As part of our 2018 Venice Architecture Biennale coverage we present the proposal for the British Pavilion. Find the curator statement below.
The British Pavilion for the 2018 Venice Biennale, entitled 'Island', was curated by Stirling Prize-winning Carusco St John Architects, working in collaboration with artist Marcus Taylor. Responding to the Biennale theme of ‘Freespace’ set by curators Yvonne Farrell and Shelley McNamara of Grafton Architects, ‘Island’ sees the construction of a new public piazza on the roof of the British Pavilion, leaving the building below empty of exhibits.
At the piazza's centre, the Pavilion’s roof protrudes upwards through the floor to represent both an island, and an undiscovered world beneath. The programme for the British Pavilion sees a series of events including poetry, performance, film and debate, all interpreting interpretations of ‘Island’ and ‘Freespace’.
But we see clouds like furious ink / Thick liquid sinks and whips the wind. Pitch shifted rumble screams from a swollen grin / There’s a big storm rolling in - 'Brews' by Kate Tempest, Let Them Eat Chaos
These lines could be a modern interpretation of the opening of the Tempest. Instead they are by the young British performance poet Kate Tempest, who eloquently navigates us through the architecture of daily life in Britain, in her album Let Them Eat Chaos. In Shakespeare’s play, Prospero’s invoked storm, and the washing up of the voyagers on an unnamed Mediterranean island, provides an encounter of old and new worlds. The voyagers are wrecked but unharmed.
The design for the British Pavilion for the 2018 Biennale responds to the theme of Freespace through the construction of a new public space on the roof of the original building. This elevated position offers visitors a popular meeting place, a unique and generous view out from the Giardini to the Lagoon, and a place of respite. The Pavilion itself is open to the public but empty, with just the peak of its tiled roof visible in the centre of the public space above, suggesting a sunken world beneath. The two spaces will host a programme of events including poetry, performance and film, as well as architectural debate. Neighbouring national pavilions will also be invited to hold their own events at the British Pavilion.

Data records
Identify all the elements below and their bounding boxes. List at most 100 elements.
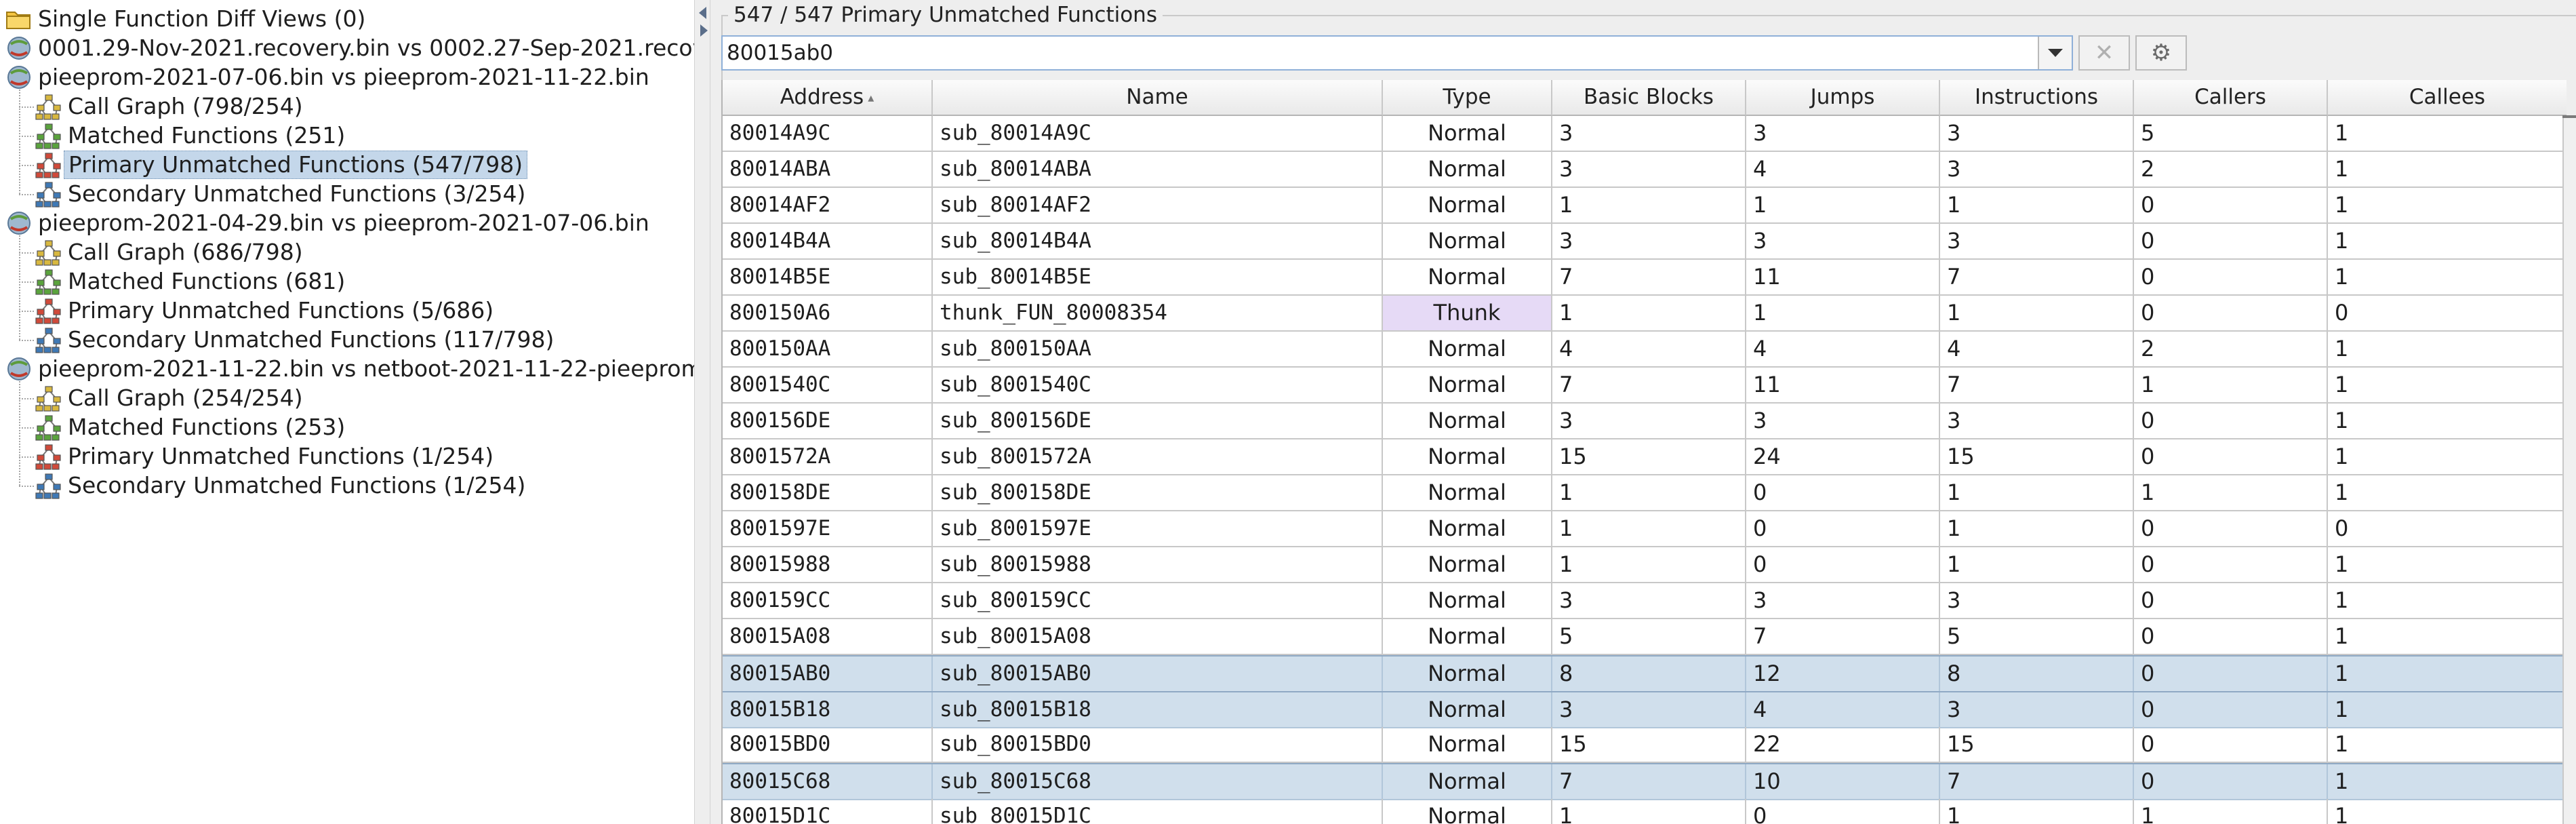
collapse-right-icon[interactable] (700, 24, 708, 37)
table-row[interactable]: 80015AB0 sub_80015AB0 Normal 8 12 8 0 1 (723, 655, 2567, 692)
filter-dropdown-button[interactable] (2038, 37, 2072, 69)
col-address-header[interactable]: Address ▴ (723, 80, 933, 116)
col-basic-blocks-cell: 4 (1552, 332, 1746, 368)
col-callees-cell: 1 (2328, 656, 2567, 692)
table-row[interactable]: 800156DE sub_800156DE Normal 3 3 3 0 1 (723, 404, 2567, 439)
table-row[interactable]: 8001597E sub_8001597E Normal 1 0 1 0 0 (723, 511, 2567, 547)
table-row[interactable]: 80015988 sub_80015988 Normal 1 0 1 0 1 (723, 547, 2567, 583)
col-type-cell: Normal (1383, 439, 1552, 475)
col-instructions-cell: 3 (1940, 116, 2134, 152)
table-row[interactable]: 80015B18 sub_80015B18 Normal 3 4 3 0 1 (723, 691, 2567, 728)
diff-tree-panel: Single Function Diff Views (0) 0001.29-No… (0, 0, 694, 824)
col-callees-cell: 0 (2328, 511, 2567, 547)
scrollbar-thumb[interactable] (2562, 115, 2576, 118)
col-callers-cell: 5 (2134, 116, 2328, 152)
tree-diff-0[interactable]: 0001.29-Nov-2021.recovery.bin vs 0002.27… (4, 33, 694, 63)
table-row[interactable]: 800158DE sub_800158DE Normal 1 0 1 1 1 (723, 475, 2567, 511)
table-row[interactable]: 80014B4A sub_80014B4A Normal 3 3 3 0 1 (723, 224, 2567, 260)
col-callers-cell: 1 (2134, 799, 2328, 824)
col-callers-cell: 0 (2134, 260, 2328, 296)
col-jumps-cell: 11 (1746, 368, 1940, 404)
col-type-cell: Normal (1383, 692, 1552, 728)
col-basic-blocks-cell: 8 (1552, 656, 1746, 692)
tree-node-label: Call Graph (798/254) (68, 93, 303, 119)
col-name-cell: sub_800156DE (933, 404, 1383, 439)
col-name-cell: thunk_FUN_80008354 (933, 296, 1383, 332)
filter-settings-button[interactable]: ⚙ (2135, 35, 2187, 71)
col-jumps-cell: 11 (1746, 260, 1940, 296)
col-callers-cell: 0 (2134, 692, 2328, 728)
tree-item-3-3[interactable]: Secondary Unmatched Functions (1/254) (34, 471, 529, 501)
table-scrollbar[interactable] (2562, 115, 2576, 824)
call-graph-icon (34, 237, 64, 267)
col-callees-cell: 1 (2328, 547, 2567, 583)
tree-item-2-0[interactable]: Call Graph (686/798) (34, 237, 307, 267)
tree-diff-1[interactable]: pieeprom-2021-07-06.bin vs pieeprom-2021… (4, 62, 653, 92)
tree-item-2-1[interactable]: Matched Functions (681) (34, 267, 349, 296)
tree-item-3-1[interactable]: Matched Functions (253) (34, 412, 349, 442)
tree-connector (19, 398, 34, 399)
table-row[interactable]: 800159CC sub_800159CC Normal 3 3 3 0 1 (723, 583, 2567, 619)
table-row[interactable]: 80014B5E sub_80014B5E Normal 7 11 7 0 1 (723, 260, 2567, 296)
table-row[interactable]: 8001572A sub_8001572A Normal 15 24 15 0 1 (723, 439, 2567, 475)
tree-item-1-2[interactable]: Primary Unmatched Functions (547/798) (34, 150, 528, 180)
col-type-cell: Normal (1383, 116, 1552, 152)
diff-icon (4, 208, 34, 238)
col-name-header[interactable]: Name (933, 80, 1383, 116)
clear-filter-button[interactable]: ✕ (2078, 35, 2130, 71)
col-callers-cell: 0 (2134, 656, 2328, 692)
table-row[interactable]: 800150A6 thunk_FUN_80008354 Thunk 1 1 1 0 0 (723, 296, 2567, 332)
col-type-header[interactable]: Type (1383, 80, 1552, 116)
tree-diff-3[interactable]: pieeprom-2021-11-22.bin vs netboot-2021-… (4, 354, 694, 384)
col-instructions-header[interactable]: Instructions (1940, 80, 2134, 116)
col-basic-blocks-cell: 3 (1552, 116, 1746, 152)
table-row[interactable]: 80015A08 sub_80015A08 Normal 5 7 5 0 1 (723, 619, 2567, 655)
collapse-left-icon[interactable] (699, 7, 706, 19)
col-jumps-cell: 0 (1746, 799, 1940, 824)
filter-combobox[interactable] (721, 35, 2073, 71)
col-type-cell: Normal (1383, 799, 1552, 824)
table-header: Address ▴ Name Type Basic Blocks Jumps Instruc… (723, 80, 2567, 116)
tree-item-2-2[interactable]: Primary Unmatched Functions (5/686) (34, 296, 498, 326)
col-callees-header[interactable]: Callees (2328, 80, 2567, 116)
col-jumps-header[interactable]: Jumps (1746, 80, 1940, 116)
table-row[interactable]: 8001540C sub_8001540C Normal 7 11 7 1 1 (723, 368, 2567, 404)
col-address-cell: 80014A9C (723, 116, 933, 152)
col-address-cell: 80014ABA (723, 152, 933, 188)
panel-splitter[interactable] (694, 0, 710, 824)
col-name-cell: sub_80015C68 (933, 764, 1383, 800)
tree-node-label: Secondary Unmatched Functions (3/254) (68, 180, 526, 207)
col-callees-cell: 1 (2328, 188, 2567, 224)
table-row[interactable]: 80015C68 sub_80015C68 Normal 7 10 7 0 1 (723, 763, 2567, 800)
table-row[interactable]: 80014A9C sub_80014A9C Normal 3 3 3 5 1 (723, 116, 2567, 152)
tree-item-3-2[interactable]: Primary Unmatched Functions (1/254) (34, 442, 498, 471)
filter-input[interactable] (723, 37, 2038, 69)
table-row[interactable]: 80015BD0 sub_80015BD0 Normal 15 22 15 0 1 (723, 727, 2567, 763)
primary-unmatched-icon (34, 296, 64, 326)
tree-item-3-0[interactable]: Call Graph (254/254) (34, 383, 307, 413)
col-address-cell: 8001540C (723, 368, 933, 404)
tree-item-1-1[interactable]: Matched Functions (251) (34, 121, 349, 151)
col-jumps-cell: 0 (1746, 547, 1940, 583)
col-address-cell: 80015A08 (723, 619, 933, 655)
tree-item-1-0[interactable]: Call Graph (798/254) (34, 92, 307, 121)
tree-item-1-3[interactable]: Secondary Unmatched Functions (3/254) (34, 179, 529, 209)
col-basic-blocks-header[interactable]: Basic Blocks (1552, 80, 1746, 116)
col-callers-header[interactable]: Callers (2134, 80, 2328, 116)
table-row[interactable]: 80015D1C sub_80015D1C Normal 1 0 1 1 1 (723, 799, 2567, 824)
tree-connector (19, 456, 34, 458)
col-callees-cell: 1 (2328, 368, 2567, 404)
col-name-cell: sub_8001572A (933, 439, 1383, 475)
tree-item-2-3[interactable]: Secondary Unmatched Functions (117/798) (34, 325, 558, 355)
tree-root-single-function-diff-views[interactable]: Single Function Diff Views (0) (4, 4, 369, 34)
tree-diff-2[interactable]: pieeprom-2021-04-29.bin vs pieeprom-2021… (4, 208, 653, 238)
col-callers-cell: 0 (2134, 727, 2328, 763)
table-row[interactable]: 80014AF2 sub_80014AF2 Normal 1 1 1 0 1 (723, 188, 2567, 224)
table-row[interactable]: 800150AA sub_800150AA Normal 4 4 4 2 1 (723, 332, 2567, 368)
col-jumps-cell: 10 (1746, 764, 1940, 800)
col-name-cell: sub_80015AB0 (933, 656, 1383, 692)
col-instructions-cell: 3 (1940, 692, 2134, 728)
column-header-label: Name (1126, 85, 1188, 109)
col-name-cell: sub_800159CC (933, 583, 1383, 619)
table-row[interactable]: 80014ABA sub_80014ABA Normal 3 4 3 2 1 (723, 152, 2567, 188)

What the task asks
Please answer from the British Pavilion text: who set the Biennale theme of "Freespace"?

The answer
Yvonne Farrell and Shelley McNamara of Grafton Architects set the "Freespace" theme.